* [WORK TO DO]:
Give every line again exactly as it appears, please, but not the pictures.

* [MATERIAL SHOWN]:
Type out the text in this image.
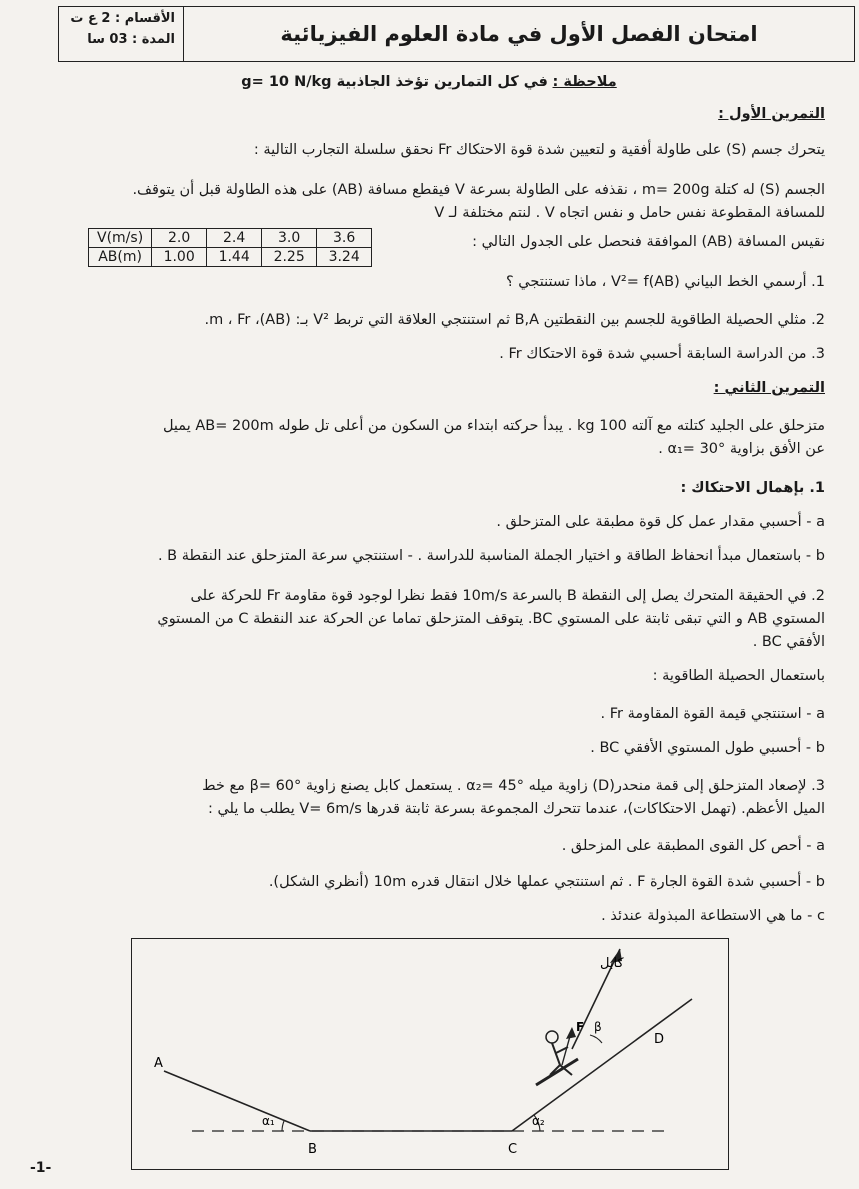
امتحان الفصل الأول في مادة العلوم الفيزيائية
الأقسام : 2 ع ت
المدة : 03 سا
ملاحظة : في كل التمارين تؤخذ الجاذبية g= 10 N/kg
التمرين الأول :
يتحرك جسم (S) على طاولة أفقية و لتعيين شدة قوة الاحتكاك Fr نحقق سلسلة التجارب التالية :
الجسم (S) له كتلة m= 200g ، نقذفه على الطاولة بسرعة V فيقطع مسافة (AB) على هذه الطاولة قبل أن يتوقف.
للمسافة المقطوعة نفس حامل و نفس اتجاه V . لنتم مختلفة لـ V
نقيس المسافة (AB) الموافقة فنحصل على الجدول التالي :
V(m/s)	2.0	2.4	3.0	3.6
AB(m)	1.00	1.44	2.25	3.24
1. أرسمي الخط البياني V²= f(AB) ، ماذا تستنتجي ؟
2. مثلي الحصيلة الطاقوية للجسم بين النقطتين B,A ثم استنتجي العلاقة التي تربط V² بـ: (AB)، m ، Fr.
3. من الدراسة السابقة أحسبي شدة قوة الاحتكاك Fr .
التمرين الثاني :
متزحلق على الجليد كتلته مع آلته 100 kg . يبدأ حركته ابتداء من السكون من أعلى تل طوله AB= 200m يميل
عن الأفق بزاوية α₁= 30° .
1. بإهمال الاحتكاك :
a - أحسبي مقدار عمل كل قوة مطبقة على المتزحلق .
b - باستعمال مبدأ انحفاظ الطاقة و اختيار الجملة المناسبة للدراسة . - استنتجي سرعة المتزحلق عند النقطة B .
2. في الحقيقة المتحرك يصل إلى النقطة B بالسرعة 10m/s فقط نظرا لوجود قوة مقاومة Fr للحركة على
المستوي AB و التي تبقى ثابتة على المستوي BC. يتوقف المتزحلق تماما عن الحركة عند النقطة C من المستوي
الأفقي BC .
باستعمال الحصيلة الطاقوية :
a - استنتجي قيمة القوة المقاومة Fr .
b - أحسبي طول المستوي الأفقي BC .
3. لإصعاد المتزحلق إلى قمة منحدر(D) زاوية ميله α₂= 45° . يستعمل كابل يصنع زاوية β= 60° مع خط
الميل الأعظم. (تهمل الاحتكاكات)، عندما تتحرك المجموعة بسرعة ثابتة قدرها V= 6m/s يطلب ما يلي :
a - أحص كل القوى المطبقة على المزحلق .
b - أحسبي شدة القوة الجارة F . ثم استنتجي عملها خلال انتقال قدره 10m (أنظري الشكل).
c - ما هي الاستطاعة المبذولة عندئذ .
A
B	C
D
α₁	α₂
β
F
كابل
-1-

* [ANSWER TO THE EXERCISE]:
Type out the text in this image.
امتحان الفصل الأول في مادة العلوم الفيزيائية
الأقسام : 2 ع ت
المدة : 03 سا
ملاحظة : في كل التمارين تؤخذ الجاذبية g= 10 N/kg
التمرين الأول :
يتحرك جسم (S) على طاولة أفقية و لتعيين شدة قوة الاحتكاك Fr نحقق سلسلة التجارب التالية :
الجسم (S) له كتلة m= 200g ، نقذفه على الطاولة بسرعة V فيقطع مسافة (AB) على هذه الطاولة قبل أن يتوقف.
للمسافة المقطوعة نفس حامل و نفس اتجاه V . لنتم مختلفة لـ V
نقيس المسافة (AB) الموافقة فنحصل على الجدول التالي :
V(m/s)	2.0	2.4	3.0	3.6
AB(m)	1.00	1.44	2.25	3.24
1. أرسمي الخط البياني V²= f(AB) ، ماذا تستنتجي ؟
2. مثلي الحصيلة الطاقوية للجسم بين النقطتين B,A ثم استنتجي العلاقة التي تربط V² بـ: (AB)، m ، Fr.
3. من الدراسة السابقة أحسبي شدة قوة الاحتكاك Fr .
التمرين الثاني :
متزحلق على الجليد كتلته مع آلته 100 kg . يبدأ حركته ابتداء من السكون من أعلى تل طوله AB= 200m يميل
عن الأفق بزاوية α₁= 30° .
1. بإهمال الاحتكاك :
a - أحسبي مقدار عمل كل قوة مطبقة على المتزحلق .
b - باستعمال مبدأ انحفاظ الطاقة و اختيار الجملة المناسبة للدراسة . - استنتجي سرعة المتزحلق عند النقطة B .
2. في الحقيقة المتحرك يصل إلى النقطة B بالسرعة 10m/s فقط نظرا لوجود قوة مقاومة Fr للحركة على
المستوي AB و التي تبقى ثابتة على المستوي BC. يتوقف المتزحلق تماما عن الحركة عند النقطة C من المستوي
الأفقي BC .
باستعمال الحصيلة الطاقوية :
a - استنتجي قيمة القوة المقاومة Fr .
b - أحسبي طول المستوي الأفقي BC .
3. لإصعاد المتزحلق إلى قمة منحدر(D) زاوية ميله α₂= 45° . يستعمل كابل يصنع زاوية β= 60° مع خط
الميل الأعظم. (تهمل الاحتكاكات)، عندما تتحرك المجموعة بسرعة ثابتة قدرها V= 6m/s يطلب ما يلي :
a - أحص كل القوى المطبقة على المزحلق .
b - أحسبي شدة القوة الجارة F . ثم استنتجي عملها خلال انتقال قدره 10m (أنظري الشكل).
c - ما هي الاستطاعة المبذولة عندئذ .
A
B	C
D
α₁	α₂
β
F
كابل
-1-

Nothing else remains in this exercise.